### EXERCISE TASK
What follows is a block of records; reproduce all of it verbatim.

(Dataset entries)
● ● ● ●

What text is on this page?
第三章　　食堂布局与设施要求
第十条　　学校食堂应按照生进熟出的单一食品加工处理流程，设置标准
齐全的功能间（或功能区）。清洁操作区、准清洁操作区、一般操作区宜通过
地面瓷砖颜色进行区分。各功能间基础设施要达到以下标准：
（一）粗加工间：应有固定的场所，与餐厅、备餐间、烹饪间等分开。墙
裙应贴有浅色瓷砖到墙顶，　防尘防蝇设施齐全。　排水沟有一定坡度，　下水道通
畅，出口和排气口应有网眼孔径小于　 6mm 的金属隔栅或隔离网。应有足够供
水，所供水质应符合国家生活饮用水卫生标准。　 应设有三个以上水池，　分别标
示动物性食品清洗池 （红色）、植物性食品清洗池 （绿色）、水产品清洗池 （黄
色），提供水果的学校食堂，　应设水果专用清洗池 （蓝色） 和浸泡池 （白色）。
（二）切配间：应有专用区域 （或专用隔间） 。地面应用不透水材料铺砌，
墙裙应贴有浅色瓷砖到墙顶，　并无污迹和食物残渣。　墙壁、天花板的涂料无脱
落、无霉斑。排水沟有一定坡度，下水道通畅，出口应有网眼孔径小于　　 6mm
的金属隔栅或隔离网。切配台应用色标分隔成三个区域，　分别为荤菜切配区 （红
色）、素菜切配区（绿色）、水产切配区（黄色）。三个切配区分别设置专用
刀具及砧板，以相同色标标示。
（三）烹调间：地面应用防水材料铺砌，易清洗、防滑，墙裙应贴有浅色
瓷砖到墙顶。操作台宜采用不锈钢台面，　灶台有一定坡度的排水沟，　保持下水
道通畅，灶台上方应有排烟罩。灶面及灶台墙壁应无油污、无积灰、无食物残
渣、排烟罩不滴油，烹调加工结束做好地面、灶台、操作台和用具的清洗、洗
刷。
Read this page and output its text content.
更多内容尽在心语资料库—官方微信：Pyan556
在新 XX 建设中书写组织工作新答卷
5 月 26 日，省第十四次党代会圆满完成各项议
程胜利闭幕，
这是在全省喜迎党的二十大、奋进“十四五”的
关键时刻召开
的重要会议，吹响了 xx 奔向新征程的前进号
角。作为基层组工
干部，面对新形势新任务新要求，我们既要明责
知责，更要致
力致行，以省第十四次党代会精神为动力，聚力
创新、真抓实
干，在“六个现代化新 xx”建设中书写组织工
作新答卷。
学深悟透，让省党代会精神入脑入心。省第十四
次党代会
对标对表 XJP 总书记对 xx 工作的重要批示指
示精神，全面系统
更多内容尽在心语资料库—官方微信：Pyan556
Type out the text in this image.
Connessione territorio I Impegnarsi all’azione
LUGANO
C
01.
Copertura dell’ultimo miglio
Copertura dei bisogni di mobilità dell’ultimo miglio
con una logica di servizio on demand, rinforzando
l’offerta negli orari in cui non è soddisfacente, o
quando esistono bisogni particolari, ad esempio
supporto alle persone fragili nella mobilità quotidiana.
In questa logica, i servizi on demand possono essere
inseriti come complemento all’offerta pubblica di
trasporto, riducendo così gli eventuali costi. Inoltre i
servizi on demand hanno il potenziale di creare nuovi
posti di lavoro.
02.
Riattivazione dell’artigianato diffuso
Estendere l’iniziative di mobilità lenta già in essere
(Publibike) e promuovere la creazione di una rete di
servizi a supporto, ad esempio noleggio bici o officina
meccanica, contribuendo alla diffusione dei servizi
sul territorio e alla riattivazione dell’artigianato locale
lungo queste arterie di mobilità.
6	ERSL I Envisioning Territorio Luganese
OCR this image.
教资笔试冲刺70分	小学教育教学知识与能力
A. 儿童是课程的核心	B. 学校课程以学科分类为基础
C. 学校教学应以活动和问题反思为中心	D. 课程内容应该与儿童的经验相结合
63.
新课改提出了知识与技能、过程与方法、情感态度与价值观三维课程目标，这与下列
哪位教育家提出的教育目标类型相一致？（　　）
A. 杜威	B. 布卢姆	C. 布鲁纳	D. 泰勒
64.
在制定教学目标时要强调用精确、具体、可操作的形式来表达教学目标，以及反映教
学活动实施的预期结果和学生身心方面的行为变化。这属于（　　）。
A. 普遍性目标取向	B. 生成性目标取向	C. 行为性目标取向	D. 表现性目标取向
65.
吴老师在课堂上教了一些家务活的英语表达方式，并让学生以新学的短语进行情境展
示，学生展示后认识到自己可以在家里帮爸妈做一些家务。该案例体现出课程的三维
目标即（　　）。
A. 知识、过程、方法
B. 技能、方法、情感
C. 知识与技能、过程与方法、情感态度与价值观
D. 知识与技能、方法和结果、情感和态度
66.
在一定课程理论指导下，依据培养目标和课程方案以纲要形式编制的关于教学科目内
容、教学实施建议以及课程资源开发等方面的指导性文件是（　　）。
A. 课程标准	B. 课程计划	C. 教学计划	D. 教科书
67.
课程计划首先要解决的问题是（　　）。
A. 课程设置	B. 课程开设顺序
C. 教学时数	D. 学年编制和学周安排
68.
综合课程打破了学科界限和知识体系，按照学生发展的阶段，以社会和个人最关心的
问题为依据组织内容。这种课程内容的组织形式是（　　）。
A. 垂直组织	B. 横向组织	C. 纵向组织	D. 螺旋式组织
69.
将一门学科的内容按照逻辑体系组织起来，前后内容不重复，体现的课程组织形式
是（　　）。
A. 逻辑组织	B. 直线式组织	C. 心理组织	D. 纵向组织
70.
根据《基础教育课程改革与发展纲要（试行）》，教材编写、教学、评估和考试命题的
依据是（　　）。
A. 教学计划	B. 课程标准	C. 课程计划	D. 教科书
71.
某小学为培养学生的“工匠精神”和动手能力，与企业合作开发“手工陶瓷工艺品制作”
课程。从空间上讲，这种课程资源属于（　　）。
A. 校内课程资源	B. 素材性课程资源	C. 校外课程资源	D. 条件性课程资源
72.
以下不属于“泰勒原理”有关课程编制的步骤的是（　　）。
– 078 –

● ● ● ●

### SOLUTION
What text is on this page?
第三章　　食堂布局与设施要求
第十条　　学校食堂应按照生进熟出的单一食品加工处理流程，设置标准
齐全的功能间（或功能区）。清洁操作区、准清洁操作区、一般操作区宜通过
地面瓷砖颜色进行区分。各功能间基础设施要达到以下标准：
（一）粗加工间：应有固定的场所，与餐厅、备餐间、烹饪间等分开。墙
裙应贴有浅色瓷砖到墙顶，　防尘防蝇设施齐全。　排水沟有一定坡度，　下水道通
畅，出口和排气口应有网眼孔径小于　 6mm 的金属隔栅或隔离网。应有足够供
水，所供水质应符合国家生活饮用水卫生标准。　 应设有三个以上水池，　分别标
示动物性食品清洗池 （红色）、植物性食品清洗池 （绿色）、水产品清洗池 （黄
色），提供水果的学校食堂，　应设水果专用清洗池 （蓝色） 和浸泡池 （白色）。
（二）切配间：应有专用区域 （或专用隔间） 。地面应用不透水材料铺砌，
墙裙应贴有浅色瓷砖到墙顶，　并无污迹和食物残渣。　墙壁、天花板的涂料无脱
落、无霉斑。排水沟有一定坡度，下水道通畅，出口应有网眼孔径小于　　 6mm
的金属隔栅或隔离网。切配台应用色标分隔成三个区域，　分别为荤菜切配区 （红
色）、素菜切配区（绿色）、水产切配区（黄色）。三个切配区分别设置专用
刀具及砧板，以相同色标标示。
（三）烹调间：地面应用防水材料铺砌，易清洗、防滑，墙裙应贴有浅色
瓷砖到墙顶。操作台宜采用不锈钢台面，　灶台有一定坡度的排水沟，　保持下水
道通畅，灶台上方应有排烟罩。灶面及灶台墙壁应无油污、无积灰、无食物残
渣、排烟罩不滴油，烹调加工结束做好地面、灶台、操作台和用具的清洗、洗
刷。
Read this page and output its text content.
更多内容尽在心语资料库—官方微信：Pyan556
在新 XX 建设中书写组织工作新答卷
5 月 26 日，省第十四次党代会圆满完成各项议
程胜利闭幕，
这是在全省喜迎党的二十大、奋进“十四五”的
关键时刻召开
的重要会议，吹响了 xx 奔向新征程的前进号
角。作为基层组工
干部，面对新形势新任务新要求，我们既要明责
知责，更要致
力致行，以省第十四次党代会精神为动力，聚力
创新、真抓实
干，在“六个现代化新 xx”建设中书写组织工
作新答卷。
学深悟透，让省党代会精神入脑入心。省第十四
次党代会
对标对表 XJP 总书记对 xx 工作的重要批示指
示精神，全面系统
更多内容尽在心语资料库—官方微信：Pyan556
Type out the text in this image.
Connessione territorio I Impegnarsi all’azione
LUGANO
C
01.
Copertura dell’ultimo miglio
Copertura dei bisogni di mobilità dell’ultimo miglio
con una logica di servizio on demand, rinforzando
l’offerta negli orari in cui non è soddisfacente, o
quando esistono bisogni particolari, ad esempio
supporto alle persone fragili nella mobilità quotidiana.
In questa logica, i servizi on demand possono essere
inseriti come complemento all’offerta pubblica di
trasporto, riducendo così gli eventuali costi. Inoltre i
servizi on demand hanno il potenziale di creare nuovi
posti di lavoro.
02.
Riattivazione dell’artigianato diffuso
Estendere l’iniziative di mobilità lenta già in essere
(Publibike) e promuovere la creazione di una rete di
servizi a supporto, ad esempio noleggio bici o officina
meccanica, contribuendo alla diffusione dei servizi
sul territorio e alla riattivazione dell’artigianato locale
lungo queste arterie di mobilità.
6	ERSL I Envisioning Territorio Luganese
OCR this image.
教资笔试冲刺70分	小学教育教学知识与能力
A. 儿童是课程的核心	B. 学校课程以学科分类为基础
C. 学校教学应以活动和问题反思为中心	D. 课程内容应该与儿童的经验相结合
63.
新课改提出了知识与技能、过程与方法、情感态度与价值观三维课程目标，这与下列
哪位教育家提出的教育目标类型相一致？（　　）
A. 杜威	B. 布卢姆	C. 布鲁纳	D. 泰勒
64.
在制定教学目标时要强调用精确、具体、可操作的形式来表达教学目标，以及反映教
学活动实施的预期结果和学生身心方面的行为变化。这属于（　　）。
A. 普遍性目标取向	B. 生成性目标取向	C. 行为性目标取向	D. 表现性目标取向
65.
吴老师在课堂上教了一些家务活的英语表达方式，并让学生以新学的短语进行情境展
示，学生展示后认识到自己可以在家里帮爸妈做一些家务。该案例体现出课程的三维
目标即（　　）。
A. 知识、过程、方法
B. 技能、方法、情感
C. 知识与技能、过程与方法、情感态度与价值观
D. 知识与技能、方法和结果、情感和态度
66.
在一定课程理论指导下，依据培养目标和课程方案以纲要形式编制的关于教学科目内
容、教学实施建议以及课程资源开发等方面的指导性文件是（　　）。
A. 课程标准	B. 课程计划	C. 教学计划	D. 教科书
67.
课程计划首先要解决的问题是（　　）。
A. 课程设置	B. 课程开设顺序
C. 教学时数	D. 学年编制和学周安排
68.
综合课程打破了学科界限和知识体系，按照学生发展的阶段，以社会和个人最关心的
问题为依据组织内容。这种课程内容的组织形式是（　　）。
A. 垂直组织	B. 横向组织	C. 纵向组织	D. 螺旋式组织
69.
将一门学科的内容按照逻辑体系组织起来，前后内容不重复，体现的课程组织形式
是（　　）。
A. 逻辑组织	B. 直线式组织	C. 心理组织	D. 纵向组织
70.
根据《基础教育课程改革与发展纲要（试行）》，教材编写、教学、评估和考试命题的
依据是（　　）。
A. 教学计划	B. 课程标准	C. 课程计划	D. 教科书
71.
某小学为培养学生的“工匠精神”和动手能力，与企业合作开发“手工陶瓷工艺品制作”
课程。从空间上讲，这种课程资源属于（　　）。
A. 校内课程资源	B. 素材性课程资源	C. 校外课程资源	D. 条件性课程资源
72.
以下不属于“泰勒原理”有关课程编制的步骤的是（　　）。
– 078 –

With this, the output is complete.